▶ Task statement
Exactly as written, please set down all of the entries again, with no pictures.

--- Start The data ---

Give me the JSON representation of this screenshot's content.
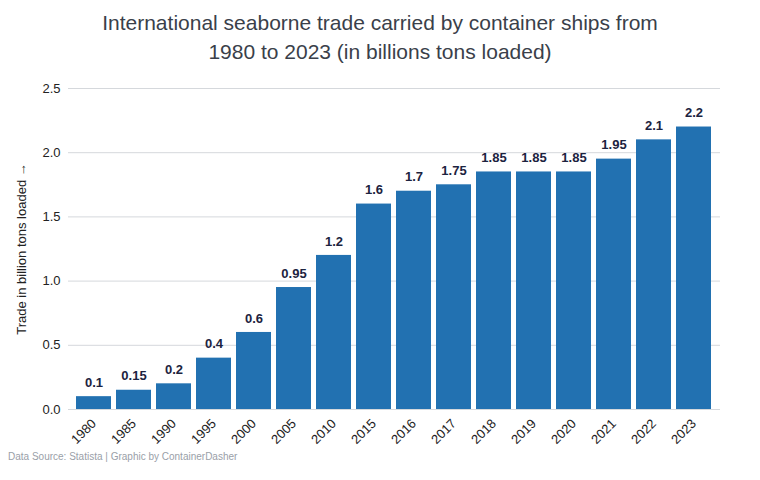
{
  "chart_data": {
    "type": "bar",
    "title": "International seaborne trade carried by container ships from 1980 to 2023 (in billions tons loaded)",
    "y_label": "Trade in billion tons loaded",
    "caption": "Data Source: Statista | Graphic by ContainerDasher",
    "categories": [
      "1980",
      "1985",
      "1990",
      "1995",
      "2000",
      "2005",
      "2010",
      "2015",
      "2016",
      "2017",
      "2018",
      "2019",
      "2020",
      "2021",
      "2022",
      "2023"
    ],
    "values": [
      0.1,
      0.15,
      0.2,
      0.4,
      0.6,
      0.95,
      1.2,
      1.6,
      1.7,
      1.75,
      1.85,
      1.85,
      1.85,
      1.95,
      2.1,
      2.2
    ],
    "color": "#2271b1",
    "ylim": [
      0,
      2.5
    ],
    "yticks": [
      {
        "value": 0,
        "label": "0.0"
      },
      0.5,
      {
        "value": 1,
        "label": "1.0"
      },
      1.5,
      {
        "value": 2,
        "label": "2.0"
      },
      2.5
    ],
    "grid": true,
    "data_labels": true
  }
}
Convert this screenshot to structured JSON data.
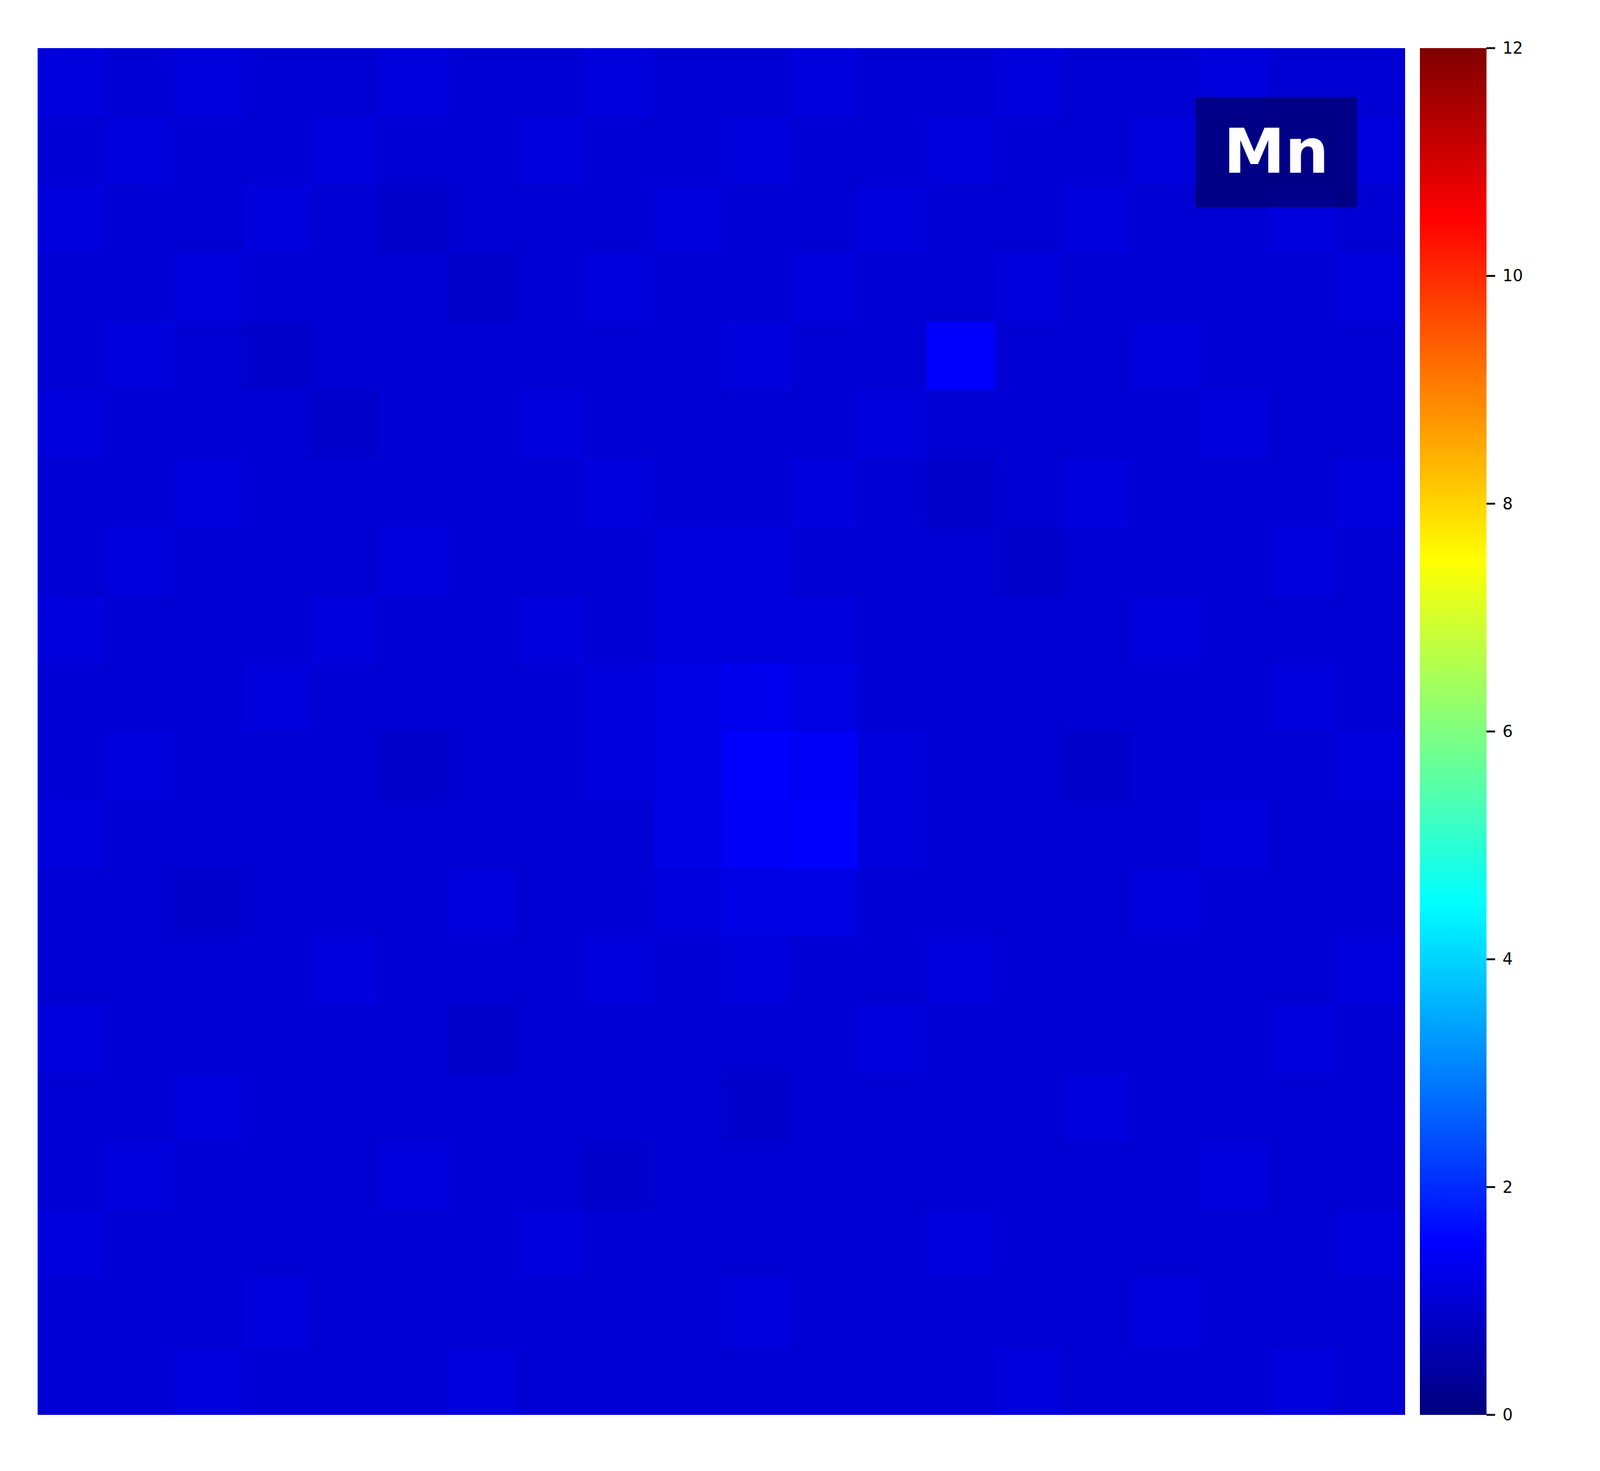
{
  "chart_data": {
    "type": "heatmap",
    "title": "Mn",
    "color": "jet",
    "tick_labels": false,
    "color_range": [
      0,
      12
    ],
    "color_ticks": [
      0,
      2,
      4,
      6,
      8,
      10,
      12
    ],
    "values": [
      [
        1.1,
        1.0,
        1.1,
        1.0,
        1.0,
        1.1,
        1.0,
        1.0,
        1.1,
        1.0,
        1.0,
        1.1,
        1.0,
        1.0,
        1.1,
        1.0,
        1.0,
        1.1,
        1.0,
        1.0
      ],
      [
        1.0,
        1.1,
        1.0,
        1.0,
        1.1,
        1.0,
        1.0,
        1.1,
        1.0,
        1.0,
        1.1,
        1.0,
        1.0,
        1.1,
        1.0,
        1.0,
        1.1,
        1.0,
        1.0,
        1.1
      ],
      [
        1.1,
        1.0,
        1.0,
        1.1,
        1.0,
        0.9,
        1.0,
        1.0,
        1.0,
        1.1,
        1.0,
        1.0,
        1.1,
        1.0,
        1.0,
        1.1,
        1.0,
        1.0,
        1.1,
        1.0
      ],
      [
        1.0,
        1.0,
        1.1,
        1.0,
        1.0,
        1.0,
        0.9,
        1.0,
        1.1,
        1.0,
        1.0,
        1.1,
        1.0,
        1.0,
        1.1,
        1.0,
        1.0,
        1.0,
        1.0,
        1.1
      ],
      [
        1.0,
        1.1,
        1.0,
        0.9,
        1.0,
        1.0,
        1.0,
        1.0,
        1.0,
        1.0,
        1.1,
        1.0,
        1.0,
        1.5,
        1.0,
        1.0,
        1.1,
        1.0,
        1.0,
        1.0
      ],
      [
        1.1,
        1.0,
        1.0,
        1.0,
        0.9,
        1.0,
        1.0,
        1.1,
        1.0,
        1.0,
        1.0,
        1.0,
        1.1,
        1.0,
        1.0,
        1.0,
        1.0,
        1.1,
        1.0,
        1.0
      ],
      [
        1.0,
        1.0,
        1.1,
        1.0,
        1.0,
        1.0,
        1.0,
        1.0,
        1.1,
        1.0,
        1.0,
        1.1,
        1.0,
        0.9,
        1.0,
        1.1,
        1.0,
        1.0,
        1.0,
        1.1
      ],
      [
        1.0,
        1.1,
        1.0,
        1.0,
        1.0,
        1.1,
        1.0,
        1.0,
        1.0,
        1.1,
        1.1,
        1.0,
        1.0,
        1.0,
        0.9,
        1.0,
        1.0,
        1.0,
        1.1,
        1.0
      ],
      [
        1.1,
        1.0,
        1.0,
        1.0,
        1.1,
        1.0,
        1.0,
        1.1,
        1.0,
        1.1,
        1.1,
        1.1,
        1.0,
        1.0,
        1.0,
        1.0,
        1.1,
        1.0,
        1.0,
        1.0
      ],
      [
        1.0,
        1.0,
        1.0,
        1.1,
        1.0,
        1.0,
        1.0,
        1.0,
        1.1,
        1.2,
        1.3,
        1.2,
        1.0,
        1.0,
        1.0,
        1.0,
        1.0,
        1.0,
        1.1,
        1.0
      ],
      [
        1.0,
        1.1,
        1.0,
        1.0,
        1.0,
        0.9,
        1.0,
        1.0,
        1.1,
        1.2,
        1.5,
        1.4,
        1.1,
        1.0,
        1.0,
        0.9,
        1.0,
        1.0,
        1.0,
        1.1
      ],
      [
        1.1,
        1.0,
        1.0,
        1.0,
        1.0,
        1.0,
        1.0,
        1.0,
        1.0,
        1.2,
        1.4,
        1.5,
        1.1,
        1.0,
        1.0,
        1.0,
        1.0,
        1.1,
        1.0,
        1.0
      ],
      [
        1.0,
        1.0,
        0.9,
        1.0,
        1.0,
        1.0,
        1.1,
        1.0,
        1.0,
        1.1,
        1.2,
        1.2,
        1.0,
        1.0,
        1.0,
        1.0,
        1.1,
        1.0,
        1.0,
        1.0
      ],
      [
        1.0,
        1.0,
        1.0,
        1.0,
        1.1,
        1.0,
        1.0,
        1.0,
        1.1,
        1.0,
        1.1,
        1.0,
        1.0,
        1.1,
        1.0,
        1.0,
        1.0,
        1.0,
        1.0,
        1.1
      ],
      [
        1.1,
        1.0,
        1.0,
        1.0,
        1.0,
        1.0,
        0.9,
        1.0,
        1.0,
        1.0,
        1.0,
        1.0,
        1.1,
        1.0,
        1.0,
        1.0,
        1.0,
        1.0,
        1.1,
        1.0
      ],
      [
        1.0,
        1.0,
        1.1,
        1.0,
        1.0,
        1.0,
        1.0,
        1.0,
        1.0,
        1.0,
        0.9,
        1.0,
        1.0,
        1.0,
        1.0,
        1.1,
        1.0,
        1.0,
        1.0,
        1.0
      ],
      [
        1.0,
        1.1,
        1.0,
        1.0,
        1.0,
        1.1,
        1.0,
        1.0,
        0.9,
        1.0,
        1.0,
        1.0,
        1.0,
        1.0,
        1.0,
        1.0,
        1.0,
        1.1,
        1.0,
        1.0
      ],
      [
        1.1,
        1.0,
        1.0,
        1.0,
        1.0,
        1.0,
        1.0,
        1.1,
        1.0,
        1.0,
        1.0,
        1.0,
        1.0,
        1.1,
        1.0,
        1.0,
        1.0,
        1.0,
        1.0,
        1.1
      ],
      [
        1.0,
        1.0,
        1.0,
        1.1,
        1.0,
        1.0,
        1.0,
        1.0,
        1.0,
        1.0,
        1.1,
        1.0,
        1.0,
        1.0,
        1.0,
        1.0,
        1.1,
        1.0,
        1.0,
        1.0
      ],
      [
        1.0,
        1.0,
        1.1,
        1.0,
        1.0,
        1.0,
        1.1,
        1.0,
        1.0,
        1.0,
        1.0,
        1.0,
        1.0,
        1.0,
        1.1,
        1.0,
        1.0,
        1.0,
        1.1,
        1.0
      ]
    ]
  }
}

--- End The data ---

▶ Solved problem
Give me the JSON representation of this screenshot's content.
{
  "chart_data": {
    "type": "bar",
    "title": "International seaborne trade carried by container ships from 1980 to 2023 (in billions tons loaded)",
    "y_label": "Trade in billion tons loaded",
    "caption": "Data Source: Statista | Graphic by ContainerDasher",
    "categories": [
      "1980",
      "1985",
      "1990",
      "1995",
      "2000",
      "2005",
      "2010",
      "2015",
      "2016",
      "2017",
      "2018",
      "2019",
      "2020",
      "2021",
      "2022",
      "2023"
    ],
    "values": [
      0.1,
      0.15,
      0.2,
      0.4,
      0.6,
      0.95,
      1.2,
      1.6,
      1.7,
      1.75,
      1.85,
      1.85,
      1.85,
      1.95,
      2.1,
      2.2
    ],
    "color": "#2271b1",
    "ylim": [
      0,
      2.5
    ],
    "yticks": [
      {
        "value": 0,
        "label": "0.0"
      },
      0.5,
      {
        "value": 1,
        "label": "1.0"
      },
      1.5,
      {
        "value": 2,
        "label": "2.0"
      },
      2.5
    ],
    "grid": true,
    "data_labels": true
  }
}
Convert this screenshot to structured JSON data.
{
  "chart_data": {
    "type": "heatmap",
    "title": "Mn",
    "color": "jet",
    "tick_labels": false,
    "color_range": [
      0,
      12
    ],
    "color_ticks": [
      0,
      2,
      4,
      6,
      8,
      10,
      12
    ],
    "values": [
      [
        1.1,
        1.0,
        1.1,
        1.0,
        1.0,
        1.1,
        1.0,
        1.0,
        1.1,
        1.0,
        1.0,
        1.1,
        1.0,
        1.0,
        1.1,
        1.0,
        1.0,
        1.1,
        1.0,
        1.0
      ],
      [
        1.0,
        1.1,
        1.0,
        1.0,
        1.1,
        1.0,
        1.0,
        1.1,
        1.0,
        1.0,
        1.1,
        1.0,
        1.0,
        1.1,
        1.0,
        1.0,
        1.1,
        1.0,
        1.0,
        1.1
      ],
      [
        1.1,
        1.0,
        1.0,
        1.1,
        1.0,
        0.9,
        1.0,
        1.0,
        1.0,
        1.1,
        1.0,
        1.0,
        1.1,
        1.0,
        1.0,
        1.1,
        1.0,
        1.0,
        1.1,
        1.0
      ],
      [
        1.0,
        1.0,
        1.1,
        1.0,
        1.0,
        1.0,
        0.9,
        1.0,
        1.1,
        1.0,
        1.0,
        1.1,
        1.0,
        1.0,
        1.1,
        1.0,
        1.0,
        1.0,
        1.0,
        1.1
      ],
      [
        1.0,
        1.1,
        1.0,
        0.9,
        1.0,
        1.0,
        1.0,
        1.0,
        1.0,
        1.0,
        1.1,
        1.0,
        1.0,
        1.5,
        1.0,
        1.0,
        1.1,
        1.0,
        1.0,
        1.0
      ],
      [
        1.1,
        1.0,
        1.0,
        1.0,
        0.9,
        1.0,
        1.0,
        1.1,
        1.0,
        1.0,
        1.0,
        1.0,
        1.1,
        1.0,
        1.0,
        1.0,
        1.0,
        1.1,
        1.0,
        1.0
      ],
      [
        1.0,
        1.0,
        1.1,
        1.0,
        1.0,
        1.0,
        1.0,
        1.0,
        1.1,
        1.0,
        1.0,
        1.1,
        1.0,
        0.9,
        1.0,
        1.1,
        1.0,
        1.0,
        1.0,
        1.1
      ],
      [
        1.0,
        1.1,
        1.0,
        1.0,
        1.0,
        1.1,
        1.0,
        1.0,
        1.0,
        1.1,
        1.1,
        1.0,
        1.0,
        1.0,
        0.9,
        1.0,
        1.0,
        1.0,
        1.1,
        1.0
      ],
      [
        1.1,
        1.0,
        1.0,
        1.0,
        1.1,
        1.0,
        1.0,
        1.1,
        1.0,
        1.1,
        1.1,
        1.1,
        1.0,
        1.0,
        1.0,
        1.0,
        1.1,
        1.0,
        1.0,
        1.0
      ],
      [
        1.0,
        1.0,
        1.0,
        1.1,
        1.0,
        1.0,
        1.0,
        1.0,
        1.1,
        1.2,
        1.3,
        1.2,
        1.0,
        1.0,
        1.0,
        1.0,
        1.0,
        1.0,
        1.1,
        1.0
      ],
      [
        1.0,
        1.1,
        1.0,
        1.0,
        1.0,
        0.9,
        1.0,
        1.0,
        1.1,
        1.2,
        1.5,
        1.4,
        1.1,
        1.0,
        1.0,
        0.9,
        1.0,
        1.0,
        1.0,
        1.1
      ],
      [
        1.1,
        1.0,
        1.0,
        1.0,
        1.0,
        1.0,
        1.0,
        1.0,
        1.0,
        1.2,
        1.4,
        1.5,
        1.1,
        1.0,
        1.0,
        1.0,
        1.0,
        1.1,
        1.0,
        1.0
      ],
      [
        1.0,
        1.0,
        0.9,
        1.0,
        1.0,
        1.0,
        1.1,
        1.0,
        1.0,
        1.1,
        1.2,
        1.2,
        1.0,
        1.0,
        1.0,
        1.0,
        1.1,
        1.0,
        1.0,
        1.0
      ],
      [
        1.0,
        1.0,
        1.0,
        1.0,
        1.1,
        1.0,
        1.0,
        1.0,
        1.1,
        1.0,
        1.1,
        1.0,
        1.0,
        1.1,
        1.0,
        1.0,
        1.0,
        1.0,
        1.0,
        1.1
      ],
      [
        1.1,
        1.0,
        1.0,
        1.0,
        1.0,
        1.0,
        0.9,
        1.0,
        1.0,
        1.0,
        1.0,
        1.0,
        1.1,
        1.0,
        1.0,
        1.0,
        1.0,
        1.0,
        1.1,
        1.0
      ],
      [
        1.0,
        1.0,
        1.1,
        1.0,
        1.0,
        1.0,
        1.0,
        1.0,
        1.0,
        1.0,
        0.9,
        1.0,
        1.0,
        1.0,
        1.0,
        1.1,
        1.0,
        1.0,
        1.0,
        1.0
      ],
      [
        1.0,
        1.1,
        1.0,
        1.0,
        1.0,
        1.1,
        1.0,
        1.0,
        0.9,
        1.0,
        1.0,
        1.0,
        1.0,
        1.0,
        1.0,
        1.0,
        1.0,
        1.1,
        1.0,
        1.0
      ],
      [
        1.1,
        1.0,
        1.0,
        1.0,
        1.0,
        1.0,
        1.0,
        1.1,
        1.0,
        1.0,
        1.0,
        1.0,
        1.0,
        1.1,
        1.0,
        1.0,
        1.0,
        1.0,
        1.0,
        1.1
      ],
      [
        1.0,
        1.0,
        1.0,
        1.1,
        1.0,
        1.0,
        1.0,
        1.0,
        1.0,
        1.0,
        1.1,
        1.0,
        1.0,
        1.0,
        1.0,
        1.0,
        1.1,
        1.0,
        1.0,
        1.0
      ],
      [
        1.0,
        1.0,
        1.1,
        1.0,
        1.0,
        1.0,
        1.1,
        1.0,
        1.0,
        1.0,
        1.0,
        1.0,
        1.0,
        1.0,
        1.1,
        1.0,
        1.0,
        1.0,
        1.1,
        1.0
      ]
    ]
  }
}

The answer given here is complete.